Write out the whole listing exactly as it stands.

== Data entries ==

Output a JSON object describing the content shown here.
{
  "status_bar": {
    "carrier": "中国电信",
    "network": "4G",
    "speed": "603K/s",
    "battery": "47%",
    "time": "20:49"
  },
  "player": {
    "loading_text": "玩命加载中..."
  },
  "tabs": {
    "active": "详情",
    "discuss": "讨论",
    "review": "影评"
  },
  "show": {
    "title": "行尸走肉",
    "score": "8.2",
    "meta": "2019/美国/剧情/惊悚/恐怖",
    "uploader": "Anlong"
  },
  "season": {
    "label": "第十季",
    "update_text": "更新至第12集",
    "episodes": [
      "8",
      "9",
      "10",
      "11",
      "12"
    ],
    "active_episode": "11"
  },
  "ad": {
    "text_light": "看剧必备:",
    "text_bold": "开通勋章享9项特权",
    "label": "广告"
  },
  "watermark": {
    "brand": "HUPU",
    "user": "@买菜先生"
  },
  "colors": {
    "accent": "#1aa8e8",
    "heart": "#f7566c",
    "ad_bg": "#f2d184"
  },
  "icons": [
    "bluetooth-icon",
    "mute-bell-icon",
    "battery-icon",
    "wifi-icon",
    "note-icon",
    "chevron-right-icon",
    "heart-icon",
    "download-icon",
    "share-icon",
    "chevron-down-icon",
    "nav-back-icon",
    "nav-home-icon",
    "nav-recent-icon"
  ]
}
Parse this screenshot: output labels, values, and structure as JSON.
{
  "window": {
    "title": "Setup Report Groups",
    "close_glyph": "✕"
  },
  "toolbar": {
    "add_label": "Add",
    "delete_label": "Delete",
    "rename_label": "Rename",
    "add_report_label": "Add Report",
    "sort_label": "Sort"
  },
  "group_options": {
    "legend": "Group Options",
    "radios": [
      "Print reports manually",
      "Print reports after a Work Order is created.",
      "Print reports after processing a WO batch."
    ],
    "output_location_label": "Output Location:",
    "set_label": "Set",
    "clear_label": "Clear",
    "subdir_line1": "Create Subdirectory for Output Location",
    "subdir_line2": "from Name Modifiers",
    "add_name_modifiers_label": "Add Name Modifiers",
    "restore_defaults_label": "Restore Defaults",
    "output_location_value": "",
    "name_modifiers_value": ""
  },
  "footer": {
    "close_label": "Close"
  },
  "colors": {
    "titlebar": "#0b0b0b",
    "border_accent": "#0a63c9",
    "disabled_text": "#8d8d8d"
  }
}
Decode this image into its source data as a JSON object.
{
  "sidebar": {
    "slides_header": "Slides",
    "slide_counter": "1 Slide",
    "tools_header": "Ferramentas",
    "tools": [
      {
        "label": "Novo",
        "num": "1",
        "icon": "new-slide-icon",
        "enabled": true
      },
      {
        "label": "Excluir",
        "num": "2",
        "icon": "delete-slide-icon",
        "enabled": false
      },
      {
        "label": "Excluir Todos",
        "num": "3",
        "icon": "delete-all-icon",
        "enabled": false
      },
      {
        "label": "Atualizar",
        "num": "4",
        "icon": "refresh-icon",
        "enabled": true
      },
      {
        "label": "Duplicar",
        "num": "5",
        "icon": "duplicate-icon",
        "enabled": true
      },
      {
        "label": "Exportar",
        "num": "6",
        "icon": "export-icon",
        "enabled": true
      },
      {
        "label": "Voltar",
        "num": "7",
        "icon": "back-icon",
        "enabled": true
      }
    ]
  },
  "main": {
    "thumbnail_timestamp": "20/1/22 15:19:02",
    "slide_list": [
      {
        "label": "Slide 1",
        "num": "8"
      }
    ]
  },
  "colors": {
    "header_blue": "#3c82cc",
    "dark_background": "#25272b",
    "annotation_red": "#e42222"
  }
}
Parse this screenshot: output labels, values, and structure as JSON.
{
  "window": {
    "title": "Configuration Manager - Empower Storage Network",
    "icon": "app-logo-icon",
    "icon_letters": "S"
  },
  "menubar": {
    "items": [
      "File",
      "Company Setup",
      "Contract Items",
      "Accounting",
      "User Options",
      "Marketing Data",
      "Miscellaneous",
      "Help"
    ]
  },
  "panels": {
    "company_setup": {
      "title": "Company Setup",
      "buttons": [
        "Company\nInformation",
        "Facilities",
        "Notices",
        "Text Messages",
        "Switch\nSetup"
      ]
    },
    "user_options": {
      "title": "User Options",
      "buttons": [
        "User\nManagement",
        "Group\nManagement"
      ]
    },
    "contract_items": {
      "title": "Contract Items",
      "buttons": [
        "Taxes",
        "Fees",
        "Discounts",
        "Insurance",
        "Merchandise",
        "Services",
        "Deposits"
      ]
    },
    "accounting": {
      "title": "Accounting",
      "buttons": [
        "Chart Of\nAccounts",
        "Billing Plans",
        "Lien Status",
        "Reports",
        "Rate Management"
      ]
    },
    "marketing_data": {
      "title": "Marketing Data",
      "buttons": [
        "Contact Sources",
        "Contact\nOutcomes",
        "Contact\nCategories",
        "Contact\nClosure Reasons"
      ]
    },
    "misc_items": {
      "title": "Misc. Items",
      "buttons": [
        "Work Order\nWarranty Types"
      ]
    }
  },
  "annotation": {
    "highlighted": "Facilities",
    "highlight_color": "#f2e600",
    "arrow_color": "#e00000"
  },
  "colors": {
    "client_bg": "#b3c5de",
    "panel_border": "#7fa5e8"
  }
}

===

Response to this exercise
Output a JSON object describing the content shown here.
{
  "status_bar": {
    "carrier": "中国电信",
    "network": "4G",
    "speed": "603K/s",
    "battery": "47%",
    "time": "20:49"
  },
  "player": {
    "loading_text": "玩命加载中..."
  },
  "tabs": {
    "active": "详情",
    "discuss": "讨论",
    "review": "影评"
  },
  "show": {
    "title": "行尸走肉",
    "score": "8.2",
    "meta": "2019/美国/剧情/惊悚/恐怖",
    "uploader": "Anlong"
  },
  "season": {
    "label": "第十季",
    "update_text": "更新至第12集",
    "episodes": [
      "8",
      "9",
      "10",
      "11",
      "12"
    ],
    "active_episode": "11"
  },
  "ad": {
    "text_light": "看剧必备:",
    "text_bold": "开通勋章享9项特权",
    "label": "广告"
  },
  "watermark": {
    "brand": "HUPU",
    "user": "@买菜先生"
  },
  "colors": {
    "accent": "#1aa8e8",
    "heart": "#f7566c",
    "ad_bg": "#f2d184"
  },
  "icons": [
    "bluetooth-icon",
    "mute-bell-icon",
    "battery-icon",
    "wifi-icon",
    "note-icon",
    "chevron-right-icon",
    "heart-icon",
    "download-icon",
    "share-icon",
    "chevron-down-icon",
    "nav-back-icon",
    "nav-home-icon",
    "nav-recent-icon"
  ]
}
Parse this screenshot: output labels, values, and structure as JSON.
{
  "window": {
    "title": "Setup Report Groups",
    "close_glyph": "✕"
  },
  "toolbar": {
    "add_label": "Add",
    "delete_label": "Delete",
    "rename_label": "Rename",
    "add_report_label": "Add Report",
    "sort_label": "Sort"
  },
  "group_options": {
    "legend": "Group Options",
    "radios": [
      "Print reports manually",
      "Print reports after a Work Order is created.",
      "Print reports after processing a WO batch."
    ],
    "output_location_label": "Output Location:",
    "set_label": "Set",
    "clear_label": "Clear",
    "subdir_line1": "Create Subdirectory for Output Location",
    "subdir_line2": "from Name Modifiers",
    "add_name_modifiers_label": "Add Name Modifiers",
    "restore_defaults_label": "Restore Defaults",
    "output_location_value": "",
    "name_modifiers_value": ""
  },
  "footer": {
    "close_label": "Close"
  },
  "colors": {
    "titlebar": "#0b0b0b",
    "border_accent": "#0a63c9",
    "disabled_text": "#8d8d8d"
  }
}
Decode this image into its source data as a JSON object.
{
  "sidebar": {
    "slides_header": "Slides",
    "slide_counter": "1 Slide",
    "tools_header": "Ferramentas",
    "tools": [
      {
        "label": "Novo",
        "num": "1",
        "icon": "new-slide-icon",
        "enabled": true
      },
      {
        "label": "Excluir",
        "num": "2",
        "icon": "delete-slide-icon",
        "enabled": false
      },
      {
        "label": "Excluir Todos",
        "num": "3",
        "icon": "delete-all-icon",
        "enabled": false
      },
      {
        "label": "Atualizar",
        "num": "4",
        "icon": "refresh-icon",
        "enabled": true
      },
      {
        "label": "Duplicar",
        "num": "5",
        "icon": "duplicate-icon",
        "enabled": true
      },
      {
        "label": "Exportar",
        "num": "6",
        "icon": "export-icon",
        "enabled": true
      },
      {
        "label": "Voltar",
        "num": "7",
        "icon": "back-icon",
        "enabled": true
      }
    ]
  },
  "main": {
    "thumbnail_timestamp": "20/1/22 15:19:02",
    "slide_list": [
      {
        "label": "Slide 1",
        "num": "8"
      }
    ]
  },
  "colors": {
    "header_blue": "#3c82cc",
    "dark_background": "#25272b",
    "annotation_red": "#e42222"
  }
}
Parse this screenshot: output labels, values, and structure as JSON.
{
  "window": {
    "title": "Configuration Manager - Empower Storage Network",
    "icon": "app-logo-icon",
    "icon_letters": "S"
  },
  "menubar": {
    "items": [
      "File",
      "Company Setup",
      "Contract Items",
      "Accounting",
      "User Options",
      "Marketing Data",
      "Miscellaneous",
      "Help"
    ]
  },
  "panels": {
    "company_setup": {
      "title": "Company Setup",
      "buttons": [
        "Company\nInformation",
        "Facilities",
        "Notices",
        "Text Messages",
        "Switch\nSetup"
      ]
    },
    "user_options": {
      "title": "User Options",
      "buttons": [
        "User\nManagement",
        "Group\nManagement"
      ]
    },
    "contract_items": {
      "title": "Contract Items",
      "buttons": [
        "Taxes",
        "Fees",
        "Discounts",
        "Insurance",
        "Merchandise",
        "Services",
        "Deposits"
      ]
    },
    "accounting": {
      "title": "Accounting",
      "buttons": [
        "Chart Of\nAccounts",
        "Billing Plans",
        "Lien Status",
        "Reports",
        "Rate Management"
      ]
    },
    "marketing_data": {
      "title": "Marketing Data",
      "buttons": [
        "Contact Sources",
        "Contact\nOutcomes",
        "Contact\nCategories",
        "Contact\nClosure Reasons"
      ]
    },
    "misc_items": {
      "title": "Misc. Items",
      "buttons": [
        "Work Order\nWarranty Types"
      ]
    }
  },
  "annotation": {
    "highlighted": "Facilities",
    "highlight_color": "#f2e600",
    "arrow_color": "#e00000"
  },
  "colors": {
    "client_bg": "#b3c5de",
    "panel_border": "#7fa5e8"
  }
}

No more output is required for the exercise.